__THE EXERCISE__: Extract each line of the records below that contains the word "content".

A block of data
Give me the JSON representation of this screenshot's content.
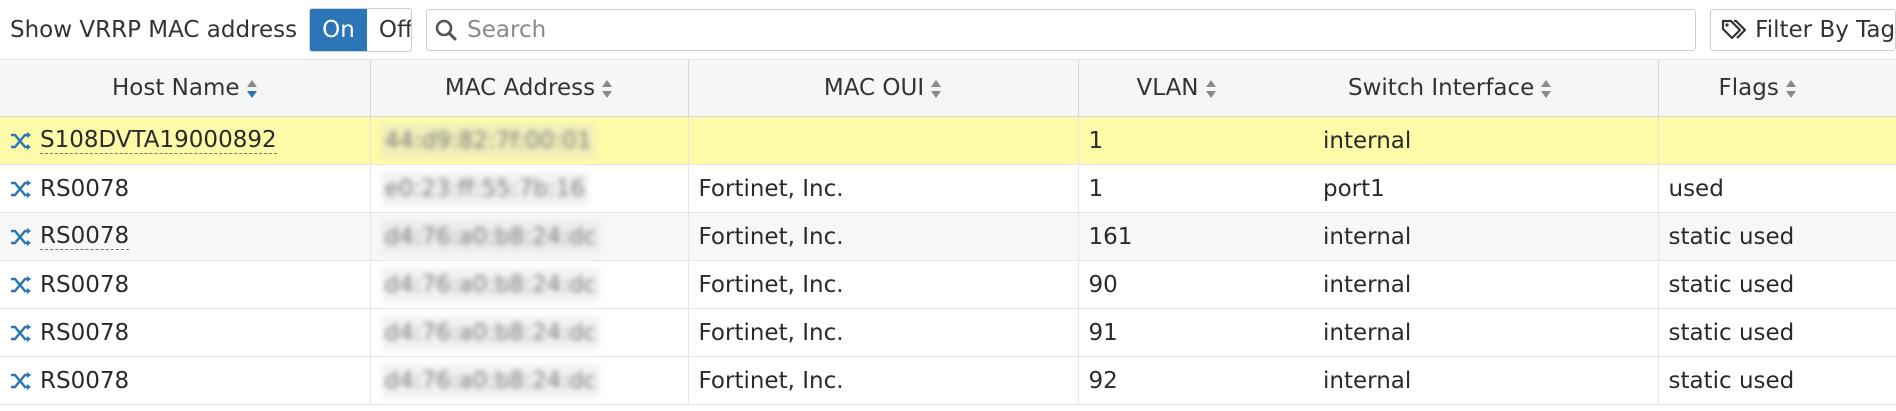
{
  "toolbar": {
    "vrrp_label": "Show VRRP MAC address",
    "toggle_on": "On",
    "toggle_off": "Off",
    "search_placeholder": "Search",
    "filter_label": "Filter By Tags"
  },
  "table": {
    "columns": [
      "Host Name",
      "MAC Address",
      "MAC OUI",
      "VLAN",
      "Switch Interface",
      "Flags"
    ],
    "rows": [
      {
        "host": "S108DVTA19000892",
        "mac": "44:d9:82:7f:00:01",
        "oui": "",
        "vlan": "1",
        "interface": "internal",
        "flags": ""
      },
      {
        "host": "RS0078",
        "mac": "e0:23:ff:55:7b:16",
        "oui": "Fortinet, Inc.",
        "vlan": "1",
        "interface": "port1",
        "flags": "used"
      },
      {
        "host": "RS0078",
        "mac": "d4:76:a0:b8:24:dc",
        "oui": "Fortinet, Inc.",
        "vlan": "161",
        "interface": "internal",
        "flags": "static used"
      },
      {
        "host": "RS0078",
        "mac": "d4:76:a0:b8:24:dc",
        "oui": "Fortinet, Inc.",
        "vlan": "90",
        "interface": "internal",
        "flags": "static used"
      },
      {
        "host": "RS0078",
        "mac": "d4:76:a0:b8:24:dc",
        "oui": "Fortinet, Inc.",
        "vlan": "91",
        "interface": "internal",
        "flags": "static used"
      },
      {
        "host": "RS0078",
        "mac": "d4:76:a0:b8:24:dc",
        "oui": "Fortinet, Inc.",
        "vlan": "92",
        "interface": "internal",
        "flags": "static used"
      }
    ]
  },
  "icons": {
    "search": "search-icon",
    "tags": "tags-icon",
    "host": "switch-icon",
    "sort": "sort-icon"
  },
  "colors": {
    "accent": "#2b76b9",
    "highlight_row": "#fdfaa8"
  }
}
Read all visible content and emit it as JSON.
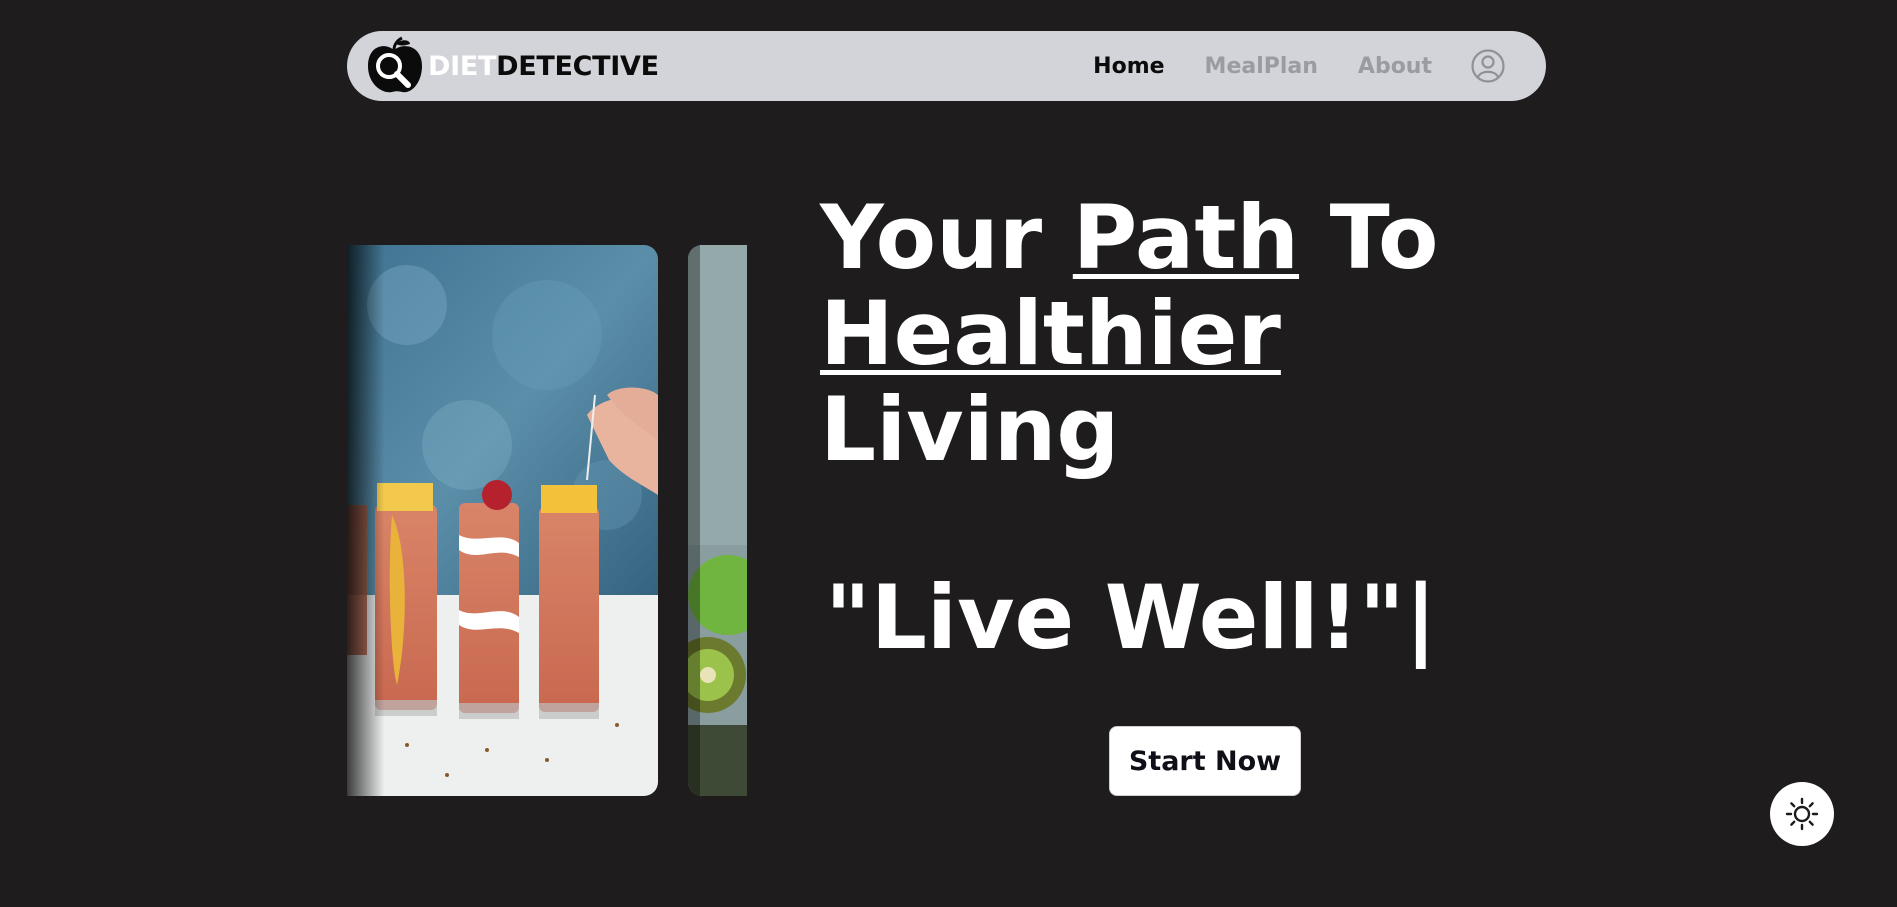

__FULL RESPONSE__:
Give me the JSON representation of this screenshot's content.
Read all visible content and emit it as JSON.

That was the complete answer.